::: DATA SECTION :::

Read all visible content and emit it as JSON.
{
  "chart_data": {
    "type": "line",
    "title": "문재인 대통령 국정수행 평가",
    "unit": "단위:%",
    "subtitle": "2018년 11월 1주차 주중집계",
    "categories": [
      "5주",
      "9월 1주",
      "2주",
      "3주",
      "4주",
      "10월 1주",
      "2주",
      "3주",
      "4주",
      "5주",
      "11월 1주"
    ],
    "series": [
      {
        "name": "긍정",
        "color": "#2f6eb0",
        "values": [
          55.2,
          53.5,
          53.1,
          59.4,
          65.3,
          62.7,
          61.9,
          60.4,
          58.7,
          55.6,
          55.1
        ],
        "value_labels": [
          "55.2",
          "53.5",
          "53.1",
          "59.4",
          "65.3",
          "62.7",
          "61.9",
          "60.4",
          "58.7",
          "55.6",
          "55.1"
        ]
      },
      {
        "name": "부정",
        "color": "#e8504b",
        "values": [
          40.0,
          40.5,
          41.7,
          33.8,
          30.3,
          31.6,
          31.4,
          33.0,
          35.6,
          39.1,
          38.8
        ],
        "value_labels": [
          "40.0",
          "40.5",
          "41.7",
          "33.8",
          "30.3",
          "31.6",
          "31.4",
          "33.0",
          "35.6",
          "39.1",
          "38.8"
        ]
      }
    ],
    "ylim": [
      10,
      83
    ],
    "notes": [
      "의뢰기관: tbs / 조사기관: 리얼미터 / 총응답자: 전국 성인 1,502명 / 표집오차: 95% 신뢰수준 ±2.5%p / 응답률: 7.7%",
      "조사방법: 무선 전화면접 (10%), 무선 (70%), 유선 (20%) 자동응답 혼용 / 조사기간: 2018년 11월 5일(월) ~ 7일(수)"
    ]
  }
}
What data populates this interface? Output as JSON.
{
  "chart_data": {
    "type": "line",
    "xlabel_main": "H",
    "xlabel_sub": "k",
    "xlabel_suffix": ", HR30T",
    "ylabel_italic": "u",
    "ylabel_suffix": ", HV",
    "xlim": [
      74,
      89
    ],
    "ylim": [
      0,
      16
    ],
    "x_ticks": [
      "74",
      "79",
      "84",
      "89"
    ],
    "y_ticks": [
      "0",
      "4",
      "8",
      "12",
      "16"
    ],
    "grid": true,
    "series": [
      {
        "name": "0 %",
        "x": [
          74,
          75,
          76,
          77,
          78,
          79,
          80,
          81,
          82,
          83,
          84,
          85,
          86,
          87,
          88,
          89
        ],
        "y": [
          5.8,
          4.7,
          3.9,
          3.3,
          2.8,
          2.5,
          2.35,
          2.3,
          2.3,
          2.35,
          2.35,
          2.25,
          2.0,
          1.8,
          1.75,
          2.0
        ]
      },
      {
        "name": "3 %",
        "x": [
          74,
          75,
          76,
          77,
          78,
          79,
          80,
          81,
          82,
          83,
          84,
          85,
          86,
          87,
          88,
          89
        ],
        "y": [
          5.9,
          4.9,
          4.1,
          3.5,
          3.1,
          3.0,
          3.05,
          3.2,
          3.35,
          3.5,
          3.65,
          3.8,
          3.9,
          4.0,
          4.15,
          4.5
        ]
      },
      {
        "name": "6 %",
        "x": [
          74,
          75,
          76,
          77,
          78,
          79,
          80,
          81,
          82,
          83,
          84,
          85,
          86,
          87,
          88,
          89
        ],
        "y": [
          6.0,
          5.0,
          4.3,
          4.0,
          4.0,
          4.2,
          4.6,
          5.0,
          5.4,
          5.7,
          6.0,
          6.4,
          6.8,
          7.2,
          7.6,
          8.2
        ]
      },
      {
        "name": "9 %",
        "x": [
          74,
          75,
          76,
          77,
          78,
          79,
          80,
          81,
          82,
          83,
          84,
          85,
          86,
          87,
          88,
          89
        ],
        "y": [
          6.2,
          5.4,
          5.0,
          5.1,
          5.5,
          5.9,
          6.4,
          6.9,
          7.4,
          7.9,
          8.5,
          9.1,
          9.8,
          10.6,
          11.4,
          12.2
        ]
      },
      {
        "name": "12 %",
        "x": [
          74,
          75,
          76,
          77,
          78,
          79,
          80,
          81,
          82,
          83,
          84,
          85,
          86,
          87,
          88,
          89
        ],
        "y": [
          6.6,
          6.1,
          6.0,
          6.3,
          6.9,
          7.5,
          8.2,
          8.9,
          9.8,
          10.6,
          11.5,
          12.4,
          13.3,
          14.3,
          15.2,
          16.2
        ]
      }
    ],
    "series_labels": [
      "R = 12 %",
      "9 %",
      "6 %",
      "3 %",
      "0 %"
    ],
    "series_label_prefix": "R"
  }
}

:::

* EXERCISE DESCRIPTION
Write down every line of the data exactly as it appears above.

* EXERCISE ANSWER
Read all visible content and emit it as JSON.
{
  "chart_data": {
    "type": "line",
    "title": "문재인 대통령 국정수행 평가",
    "unit": "단위:%",
    "subtitle": "2018년 11월 1주차 주중집계",
    "categories": [
      "5주",
      "9월 1주",
      "2주",
      "3주",
      "4주",
      "10월 1주",
      "2주",
      "3주",
      "4주",
      "5주",
      "11월 1주"
    ],
    "series": [
      {
        "name": "긍정",
        "color": "#2f6eb0",
        "values": [
          55.2,
          53.5,
          53.1,
          59.4,
          65.3,
          62.7,
          61.9,
          60.4,
          58.7,
          55.6,
          55.1
        ],
        "value_labels": [
          "55.2",
          "53.5",
          "53.1",
          "59.4",
          "65.3",
          "62.7",
          "61.9",
          "60.4",
          "58.7",
          "55.6",
          "55.1"
        ]
      },
      {
        "name": "부정",
        "color": "#e8504b",
        "values": [
          40.0,
          40.5,
          41.7,
          33.8,
          30.3,
          31.6,
          31.4,
          33.0,
          35.6,
          39.1,
          38.8
        ],
        "value_labels": [
          "40.0",
          "40.5",
          "41.7",
          "33.8",
          "30.3",
          "31.6",
          "31.4",
          "33.0",
          "35.6",
          "39.1",
          "38.8"
        ]
      }
    ],
    "ylim": [
      10,
      83
    ],
    "notes": [
      "의뢰기관: tbs / 조사기관: 리얼미터 / 총응답자: 전국 성인 1,502명 / 표집오차: 95% 신뢰수준 ±2.5%p / 응답률: 7.7%",
      "조사방법: 무선 전화면접 (10%), 무선 (70%), 유선 (20%) 자동응답 혼용 / 조사기간: 2018년 11월 5일(월) ~ 7일(수)"
    ]
  }
}
What data populates this interface? Output as JSON.
{
  "chart_data": {
    "type": "line",
    "xlabel_main": "H",
    "xlabel_sub": "k",
    "xlabel_suffix": ", HR30T",
    "ylabel_italic": "u",
    "ylabel_suffix": ", HV",
    "xlim": [
      74,
      89
    ],
    "ylim": [
      0,
      16
    ],
    "x_ticks": [
      "74",
      "79",
      "84",
      "89"
    ],
    "y_ticks": [
      "0",
      "4",
      "8",
      "12",
      "16"
    ],
    "grid": true,
    "series": [
      {
        "name": "0 %",
        "x": [
          74,
          75,
          76,
          77,
          78,
          79,
          80,
          81,
          82,
          83,
          84,
          85,
          86,
          87,
          88,
          89
        ],
        "y": [
          5.8,
          4.7,
          3.9,
          3.3,
          2.8,
          2.5,
          2.35,
          2.3,
          2.3,
          2.35,
          2.35,
          2.25,
          2.0,
          1.8,
          1.75,
          2.0
        ]
      },
      {
        "name": "3 %",
        "x": [
          74,
          75,
          76,
          77,
          78,
          79,
          80,
          81,
          82,
          83,
          84,
          85,
          86,
          87,
          88,
          89
        ],
        "y": [
          5.9,
          4.9,
          4.1,
          3.5,
          3.1,
          3.0,
          3.05,
          3.2,
          3.35,
          3.5,
          3.65,
          3.8,
          3.9,
          4.0,
          4.15,
          4.5
        ]
      },
      {
        "name": "6 %",
        "x": [
          74,
          75,
          76,
          77,
          78,
          79,
          80,
          81,
          82,
          83,
          84,
          85,
          86,
          87,
          88,
          89
        ],
        "y": [
          6.0,
          5.0,
          4.3,
          4.0,
          4.0,
          4.2,
          4.6,
          5.0,
          5.4,
          5.7,
          6.0,
          6.4,
          6.8,
          7.2,
          7.6,
          8.2
        ]
      },
      {
        "name": "9 %",
        "x": [
          74,
          75,
          76,
          77,
          78,
          79,
          80,
          81,
          82,
          83,
          84,
          85,
          86,
          87,
          88,
          89
        ],
        "y": [
          6.2,
          5.4,
          5.0,
          5.1,
          5.5,
          5.9,
          6.4,
          6.9,
          7.4,
          7.9,
          8.5,
          9.1,
          9.8,
          10.6,
          11.4,
          12.2
        ]
      },
      {
        "name": "12 %",
        "x": [
          74,
          75,
          76,
          77,
          78,
          79,
          80,
          81,
          82,
          83,
          84,
          85,
          86,
          87,
          88,
          89
        ],
        "y": [
          6.6,
          6.1,
          6.0,
          6.3,
          6.9,
          7.5,
          8.2,
          8.9,
          9.8,
          10.6,
          11.5,
          12.4,
          13.3,
          14.3,
          15.2,
          16.2
        ]
      }
    ],
    "series_labels": [
      "R = 12 %",
      "9 %",
      "6 %",
      "3 %",
      "0 %"
    ],
    "series_label_prefix": "R"
  }
}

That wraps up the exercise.